**Текст упражнения:**
Моя мать, Зинаида Константиновна, родилась в 1874 году в Санкт-Петербурге. Отец ее был сторожем Верхнего Петергофского парка, любил выпить; жену свою обижал; хозяйство вела старшая дочь Елена, она же воспитывала и младшую свою сестру Зинаиду. Каким-то образом Елене удалось устроить сестру в Кронштадтскую гимназию. После гимназии Зинаида Григорьева поступила на Рождественские медицинские курсы в Петербурге и окончила их, став «лекарской помощницей» (нечто среднее между фельдшерицей и врачом), после чего попала на службу в 1895 году в краснохолмскую больницу.
Приезд привлекательной двадцатилетней медички из Петербурга в Красный Холм был встречен с энтузиазмом — поднялась волна любительских спектаклей, музыкальных вечеров и т. п. Но молодая девушка оказалась слишком занятой организацией больничного дела, порядком запущенного, отказывалась кататься на лодке или являться на танцы; отвергла она также и полдюжины женихов (один из них в связи с этим даже пробовал застрелиться, но, и счастью, неудачно).
Вскоре, на почве больничных забот, она подружилась с доктором — городским головою, а в дальнейшем они поженились (после длительной истории с разводом с Верой Ивановной, потребовавшим разрешения Святейшего синода). Естественно, Зинаида Константиновна сделалась прямой помощницей своему мужу по медицинской части. Правда, появившиеся вскоре дети стали все больше и больше занимать ее внимание, тем более что она оказалась исключительно преданной детям матерью.
Несмотря на горячую ее любовь к детям, постоянные заботы о них, превосходные условия, которыми она их окружила (отдельные комнаты, бонны, пичканье вкусной едой, страхи — не холодно ли, не простудился ли, не промочил ли ноги и т. п.), из пятерых детей трое умерли: одна, старшая Леля, — в год моего рождения, от острой диспепсии, вторая Леля, моя подруга по ранней поре детства, — от туберкулезного менингита и, наконец, младший брат, Леник, — также от милиарного туберкулеза (он был младший, веселый шестилетний мальчик, писал уже мне письма, каждое из которых почему-то заканчивалось словом «колец»). Такой трагический оборот в жизни семьи наложил тень грусти и пессимизма на мою мать, и хотя она продолжала быть деятельной, перенесенные утраты все же придали ей нервный, чувствительный характер и вместе с тем обострили привязанность к двум сыновьям, оставшимся в живых.

Данные для понимания документов:
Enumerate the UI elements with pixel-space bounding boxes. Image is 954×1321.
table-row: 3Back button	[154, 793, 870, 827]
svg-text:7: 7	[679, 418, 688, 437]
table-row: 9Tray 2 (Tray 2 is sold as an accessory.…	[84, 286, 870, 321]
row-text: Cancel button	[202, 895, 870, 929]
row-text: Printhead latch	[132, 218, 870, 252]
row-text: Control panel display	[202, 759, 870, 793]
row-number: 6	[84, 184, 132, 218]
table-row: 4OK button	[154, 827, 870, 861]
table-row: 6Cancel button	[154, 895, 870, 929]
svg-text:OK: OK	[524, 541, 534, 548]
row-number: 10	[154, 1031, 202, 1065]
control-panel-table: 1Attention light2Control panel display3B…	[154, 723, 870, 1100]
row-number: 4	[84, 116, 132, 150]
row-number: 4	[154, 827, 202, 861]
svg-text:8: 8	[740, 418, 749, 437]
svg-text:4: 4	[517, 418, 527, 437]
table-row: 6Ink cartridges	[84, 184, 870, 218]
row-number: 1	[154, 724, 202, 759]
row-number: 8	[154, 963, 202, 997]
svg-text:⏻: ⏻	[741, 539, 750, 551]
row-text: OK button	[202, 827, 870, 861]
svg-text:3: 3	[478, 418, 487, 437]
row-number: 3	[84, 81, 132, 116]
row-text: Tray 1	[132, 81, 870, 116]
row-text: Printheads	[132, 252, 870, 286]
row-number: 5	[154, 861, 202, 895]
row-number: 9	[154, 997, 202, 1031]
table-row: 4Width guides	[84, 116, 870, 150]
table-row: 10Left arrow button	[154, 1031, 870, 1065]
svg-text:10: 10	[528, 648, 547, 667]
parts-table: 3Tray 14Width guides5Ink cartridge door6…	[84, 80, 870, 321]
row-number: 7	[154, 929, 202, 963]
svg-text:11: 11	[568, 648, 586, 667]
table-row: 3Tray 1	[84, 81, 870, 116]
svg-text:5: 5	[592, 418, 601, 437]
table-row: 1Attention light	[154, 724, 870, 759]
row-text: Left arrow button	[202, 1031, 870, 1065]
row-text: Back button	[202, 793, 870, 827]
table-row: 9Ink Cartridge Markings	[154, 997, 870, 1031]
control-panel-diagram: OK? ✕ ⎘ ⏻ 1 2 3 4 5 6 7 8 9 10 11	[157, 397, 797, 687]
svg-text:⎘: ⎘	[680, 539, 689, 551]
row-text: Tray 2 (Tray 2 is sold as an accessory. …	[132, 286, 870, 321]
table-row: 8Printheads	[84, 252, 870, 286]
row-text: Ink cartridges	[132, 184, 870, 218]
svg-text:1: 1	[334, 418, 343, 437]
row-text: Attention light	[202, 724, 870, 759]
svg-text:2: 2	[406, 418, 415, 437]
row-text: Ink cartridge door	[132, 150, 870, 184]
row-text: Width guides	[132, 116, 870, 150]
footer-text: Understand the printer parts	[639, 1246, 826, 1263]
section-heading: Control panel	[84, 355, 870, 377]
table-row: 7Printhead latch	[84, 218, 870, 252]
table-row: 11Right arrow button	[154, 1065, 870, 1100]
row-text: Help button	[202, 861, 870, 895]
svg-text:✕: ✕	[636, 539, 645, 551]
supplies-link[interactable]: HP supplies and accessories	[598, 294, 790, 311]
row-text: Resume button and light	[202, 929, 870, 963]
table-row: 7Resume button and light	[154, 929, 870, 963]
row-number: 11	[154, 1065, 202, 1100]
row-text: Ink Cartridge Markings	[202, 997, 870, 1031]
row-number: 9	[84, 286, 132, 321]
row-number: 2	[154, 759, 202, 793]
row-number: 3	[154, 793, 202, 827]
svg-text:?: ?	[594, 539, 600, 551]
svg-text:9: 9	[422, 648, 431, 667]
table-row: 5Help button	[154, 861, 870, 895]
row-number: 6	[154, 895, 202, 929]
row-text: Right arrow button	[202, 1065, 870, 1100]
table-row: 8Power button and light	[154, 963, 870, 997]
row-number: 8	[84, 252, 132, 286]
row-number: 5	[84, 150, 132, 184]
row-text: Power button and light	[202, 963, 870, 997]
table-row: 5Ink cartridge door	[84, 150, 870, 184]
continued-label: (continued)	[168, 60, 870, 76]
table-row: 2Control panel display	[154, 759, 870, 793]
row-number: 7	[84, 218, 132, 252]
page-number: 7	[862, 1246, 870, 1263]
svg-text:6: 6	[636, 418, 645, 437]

**Задания:**
A) В каком году, согласно тексту о Зинаиде Константиновне, она поступила на службу в краснохолмскую больницу?
B) Допишите следующую часть текста о Зинаиде Константиновне.

**Ответы к заданиям:**
A) В 1895 году.

B)
Смерть детей от туберкулеза в семье просвещенных медиков теперь кажется странной, но в то время это было обычным явлением. Тогда даже не было методов ранней диагностики туберкулам в виде рентгеноскопии, не говоря уже о стрептомицине, появившемся через несколько десятков лет. Я помню, как много чахоточных молодых девушек посещали амбулаторию моего отца; он назначал креозот, тиокол, рыбий жир; богатым можно было советовать ехать на Южный берег Крыма, бедные должны были лечиться сосновым воздухом в деревне. «Усиленное питание сливочным маслом» («для растворения восковидных капсул коховских палочек»), питье сливок (со столетником и медом или без оных) — все это не то, думал тогда мой отец, придет время, и появится химиотерапия. Эх, если бы это химиотерапевтическое средство так ужасно не запаздывало! И дети были бы живы, и эти милые гаснущие девушки, а также эти, в общем, еще довольно крепкие мужчины, у которых вдруг пропадает голос, — и они беззвучно сипят о чем-то своей туберкулезной гортанью… Ведь все они умрут через год-полтора.